* 待完成任務 *
**a.** 在關於LLM審稿意見的摘要中，作者依據LLM審稿意見改稿後，整體評分出現統計上顯著提升的論文最多佔多少比例？
**b.** 從關於LLM審稿意見的摘要最後一句之後往下續寫。

* 文件節錄 *
⁂
評論街機：論LLM評論的人類對齊與可博弈性

摘要

LLM生成的科學論文審稿意見正獲得廣泛關注，甚至被大型會議正式試行。我們必須假設，不僅審稿人在使用LLM輔助，作者在提交論文前也會使用LLM來修改稿件。本研究針對2025年ACL滾動審稿（ARR）的論文進行實證實驗，從作者與審稿人雙方的角度評估LLM生成的審稿意見。首先，我們發現LLM審稿意見與人類審稿意見的契合度有限。在最佳情況下，兩者的契合度尚可接受。然而，我們也觀察到LLM與人類審稿意見的契合度會因提示詞與模型的不同而有顯著差異。最後，我們探討了作者採用迭代式草稿-修訂工作流，根據LLM審稿意見來改進投稿稿件的情境。結果顯示，這種「操控」LLM審稿意見的方式在特定情境下確實有效，能使高達35%論文的整體評分出現統計上顯著的提升。我們已公開程式碼：https://github.com/uhh-hcds/reviewarcade。
⁂
* 相關資料 *
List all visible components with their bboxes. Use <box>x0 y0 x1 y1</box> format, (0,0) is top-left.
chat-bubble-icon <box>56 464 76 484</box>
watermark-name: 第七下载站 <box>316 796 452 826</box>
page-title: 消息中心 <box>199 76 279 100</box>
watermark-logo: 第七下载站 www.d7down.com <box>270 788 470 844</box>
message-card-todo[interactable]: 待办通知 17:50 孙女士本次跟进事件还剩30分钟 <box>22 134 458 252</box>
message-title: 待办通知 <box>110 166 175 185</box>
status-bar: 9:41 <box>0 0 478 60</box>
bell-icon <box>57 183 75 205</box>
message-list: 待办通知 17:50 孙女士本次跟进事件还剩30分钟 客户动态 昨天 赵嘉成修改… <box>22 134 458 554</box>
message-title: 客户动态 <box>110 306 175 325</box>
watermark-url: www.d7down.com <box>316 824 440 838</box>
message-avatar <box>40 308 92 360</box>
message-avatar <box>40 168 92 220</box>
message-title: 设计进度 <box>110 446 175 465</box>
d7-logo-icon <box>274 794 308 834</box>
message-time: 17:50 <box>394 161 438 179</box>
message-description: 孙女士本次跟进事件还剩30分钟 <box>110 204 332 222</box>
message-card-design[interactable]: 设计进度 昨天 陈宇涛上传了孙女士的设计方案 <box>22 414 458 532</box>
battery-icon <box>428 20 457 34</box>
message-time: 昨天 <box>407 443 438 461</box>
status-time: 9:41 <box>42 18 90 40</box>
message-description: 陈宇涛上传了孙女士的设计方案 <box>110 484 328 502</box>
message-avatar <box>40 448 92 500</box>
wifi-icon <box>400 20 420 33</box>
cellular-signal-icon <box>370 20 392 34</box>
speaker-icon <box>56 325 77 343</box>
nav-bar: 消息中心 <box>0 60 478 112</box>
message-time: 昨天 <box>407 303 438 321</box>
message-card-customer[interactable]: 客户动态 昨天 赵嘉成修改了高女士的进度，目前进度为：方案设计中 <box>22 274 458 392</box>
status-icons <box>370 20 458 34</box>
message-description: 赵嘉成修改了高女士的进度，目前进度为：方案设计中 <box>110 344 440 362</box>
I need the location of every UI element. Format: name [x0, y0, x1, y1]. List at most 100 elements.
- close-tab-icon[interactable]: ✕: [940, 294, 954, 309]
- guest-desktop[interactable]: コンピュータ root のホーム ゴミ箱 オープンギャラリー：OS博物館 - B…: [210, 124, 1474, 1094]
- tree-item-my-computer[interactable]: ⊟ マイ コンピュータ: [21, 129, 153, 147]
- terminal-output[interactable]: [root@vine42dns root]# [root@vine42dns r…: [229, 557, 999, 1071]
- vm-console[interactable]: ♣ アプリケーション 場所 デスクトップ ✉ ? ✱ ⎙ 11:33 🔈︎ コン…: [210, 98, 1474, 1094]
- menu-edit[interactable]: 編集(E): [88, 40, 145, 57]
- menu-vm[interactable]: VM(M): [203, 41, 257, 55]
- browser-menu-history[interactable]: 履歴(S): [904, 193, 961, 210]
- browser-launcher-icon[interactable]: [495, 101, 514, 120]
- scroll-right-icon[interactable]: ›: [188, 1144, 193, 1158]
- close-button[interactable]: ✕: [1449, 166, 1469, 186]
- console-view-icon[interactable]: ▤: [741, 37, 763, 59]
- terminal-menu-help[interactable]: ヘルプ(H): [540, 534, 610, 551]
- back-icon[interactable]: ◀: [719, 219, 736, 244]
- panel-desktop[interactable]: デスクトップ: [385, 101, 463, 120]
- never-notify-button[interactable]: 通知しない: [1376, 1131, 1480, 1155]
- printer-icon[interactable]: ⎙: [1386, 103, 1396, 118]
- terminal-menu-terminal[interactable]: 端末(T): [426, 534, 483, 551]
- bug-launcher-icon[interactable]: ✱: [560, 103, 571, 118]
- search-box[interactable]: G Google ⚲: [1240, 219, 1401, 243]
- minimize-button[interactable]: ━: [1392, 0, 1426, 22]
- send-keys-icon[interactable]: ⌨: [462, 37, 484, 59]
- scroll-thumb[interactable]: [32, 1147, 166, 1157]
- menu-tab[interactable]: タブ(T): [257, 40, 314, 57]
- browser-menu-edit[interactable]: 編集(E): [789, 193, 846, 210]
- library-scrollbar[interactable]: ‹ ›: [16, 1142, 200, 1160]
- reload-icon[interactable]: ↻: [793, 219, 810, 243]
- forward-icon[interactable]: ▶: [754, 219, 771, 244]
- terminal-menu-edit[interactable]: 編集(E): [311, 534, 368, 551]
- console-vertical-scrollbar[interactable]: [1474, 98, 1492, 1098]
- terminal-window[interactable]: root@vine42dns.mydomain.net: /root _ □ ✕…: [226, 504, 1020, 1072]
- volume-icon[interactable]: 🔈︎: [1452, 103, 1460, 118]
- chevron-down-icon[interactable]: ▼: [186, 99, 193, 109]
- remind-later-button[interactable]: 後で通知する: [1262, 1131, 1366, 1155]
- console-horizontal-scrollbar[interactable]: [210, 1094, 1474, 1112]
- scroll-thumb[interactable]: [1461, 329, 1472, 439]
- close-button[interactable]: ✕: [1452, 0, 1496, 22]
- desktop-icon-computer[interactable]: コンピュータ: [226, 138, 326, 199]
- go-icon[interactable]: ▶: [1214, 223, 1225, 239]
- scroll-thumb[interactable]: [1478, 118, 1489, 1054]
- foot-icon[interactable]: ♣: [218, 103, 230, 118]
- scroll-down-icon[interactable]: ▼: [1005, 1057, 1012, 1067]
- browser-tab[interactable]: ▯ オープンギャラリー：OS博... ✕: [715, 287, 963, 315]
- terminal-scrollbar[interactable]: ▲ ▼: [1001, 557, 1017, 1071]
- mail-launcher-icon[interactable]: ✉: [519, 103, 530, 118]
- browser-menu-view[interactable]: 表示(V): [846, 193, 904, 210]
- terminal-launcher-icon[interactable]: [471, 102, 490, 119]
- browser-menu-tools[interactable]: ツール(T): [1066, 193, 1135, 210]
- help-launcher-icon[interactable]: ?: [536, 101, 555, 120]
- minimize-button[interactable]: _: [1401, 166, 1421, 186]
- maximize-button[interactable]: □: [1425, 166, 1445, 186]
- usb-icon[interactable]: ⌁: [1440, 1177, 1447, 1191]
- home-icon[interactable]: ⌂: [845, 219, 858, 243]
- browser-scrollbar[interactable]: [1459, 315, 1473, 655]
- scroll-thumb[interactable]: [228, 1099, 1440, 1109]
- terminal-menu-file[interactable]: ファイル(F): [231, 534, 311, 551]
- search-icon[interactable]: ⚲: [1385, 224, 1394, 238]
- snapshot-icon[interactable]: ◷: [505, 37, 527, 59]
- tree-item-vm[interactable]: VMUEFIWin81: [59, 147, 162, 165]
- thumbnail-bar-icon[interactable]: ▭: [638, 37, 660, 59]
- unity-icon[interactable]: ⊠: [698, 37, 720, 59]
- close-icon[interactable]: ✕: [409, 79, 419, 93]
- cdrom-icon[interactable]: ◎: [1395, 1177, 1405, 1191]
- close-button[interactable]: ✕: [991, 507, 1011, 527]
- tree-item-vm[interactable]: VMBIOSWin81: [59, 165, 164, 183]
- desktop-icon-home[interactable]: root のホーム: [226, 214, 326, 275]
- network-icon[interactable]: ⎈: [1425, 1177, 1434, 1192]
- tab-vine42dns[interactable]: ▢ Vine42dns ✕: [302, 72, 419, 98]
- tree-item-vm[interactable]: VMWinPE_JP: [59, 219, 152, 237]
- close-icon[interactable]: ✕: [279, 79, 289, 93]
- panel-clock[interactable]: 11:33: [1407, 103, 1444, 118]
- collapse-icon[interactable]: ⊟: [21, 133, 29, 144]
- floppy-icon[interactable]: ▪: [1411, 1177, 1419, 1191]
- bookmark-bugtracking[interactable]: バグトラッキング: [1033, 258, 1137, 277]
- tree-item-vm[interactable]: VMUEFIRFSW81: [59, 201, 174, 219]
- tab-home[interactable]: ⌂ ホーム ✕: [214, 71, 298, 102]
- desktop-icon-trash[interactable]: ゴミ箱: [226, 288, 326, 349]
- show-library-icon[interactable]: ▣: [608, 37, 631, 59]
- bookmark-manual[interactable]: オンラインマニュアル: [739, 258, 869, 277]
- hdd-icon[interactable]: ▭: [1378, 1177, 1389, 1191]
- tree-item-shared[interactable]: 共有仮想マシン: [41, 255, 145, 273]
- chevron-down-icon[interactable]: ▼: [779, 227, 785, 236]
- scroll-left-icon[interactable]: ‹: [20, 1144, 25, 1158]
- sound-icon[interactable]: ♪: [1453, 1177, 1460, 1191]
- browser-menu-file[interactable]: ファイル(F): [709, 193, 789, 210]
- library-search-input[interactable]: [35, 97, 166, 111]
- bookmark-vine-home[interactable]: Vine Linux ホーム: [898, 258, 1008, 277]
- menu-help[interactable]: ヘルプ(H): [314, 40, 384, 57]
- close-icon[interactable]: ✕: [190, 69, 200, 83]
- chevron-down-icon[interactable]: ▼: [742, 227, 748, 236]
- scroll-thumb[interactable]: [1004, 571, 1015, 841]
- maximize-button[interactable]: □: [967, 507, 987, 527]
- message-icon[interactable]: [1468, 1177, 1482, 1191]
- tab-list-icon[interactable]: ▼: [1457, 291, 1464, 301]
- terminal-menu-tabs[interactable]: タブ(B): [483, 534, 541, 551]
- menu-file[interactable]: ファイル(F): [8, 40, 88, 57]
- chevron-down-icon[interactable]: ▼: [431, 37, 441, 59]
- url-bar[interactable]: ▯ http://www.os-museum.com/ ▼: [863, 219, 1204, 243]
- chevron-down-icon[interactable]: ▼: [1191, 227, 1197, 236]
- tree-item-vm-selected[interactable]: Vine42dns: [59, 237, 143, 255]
⁂
* 任務解答 *
**a.** 高達35%。

**b.**
English

LLM-generated reviews for scientific papers are gaining considerable traction and are even being officially piloted by major conferences. We have to assume that not only reviewers are using LLM-assistance, but also that authors use LLMs to revise their papers before submitting. In this work, we perform empirical experiments on papers from the 2025 ACL Rolling Review (ARR) to evaluate LLM reviews from both the author and the reviewer perspective. First, we identify a limited alignment of LLM reviews with human ones. In the best-case scenario, the alignment is reasonable. However, we also find that LLM-human alignment varies substantially across prompts and models. Finally, we investigate the scenario in which the author uses an iterative draft-revise workflow to improve the submission according to the LLM review. We find that this "gaming" of LLM reviews can be effective in specific scenarios, leading to a statistically significant increase of overall scores for up to 35\% of papers. We publish our code: https://github.com/uhh-hcds/reviewarcade.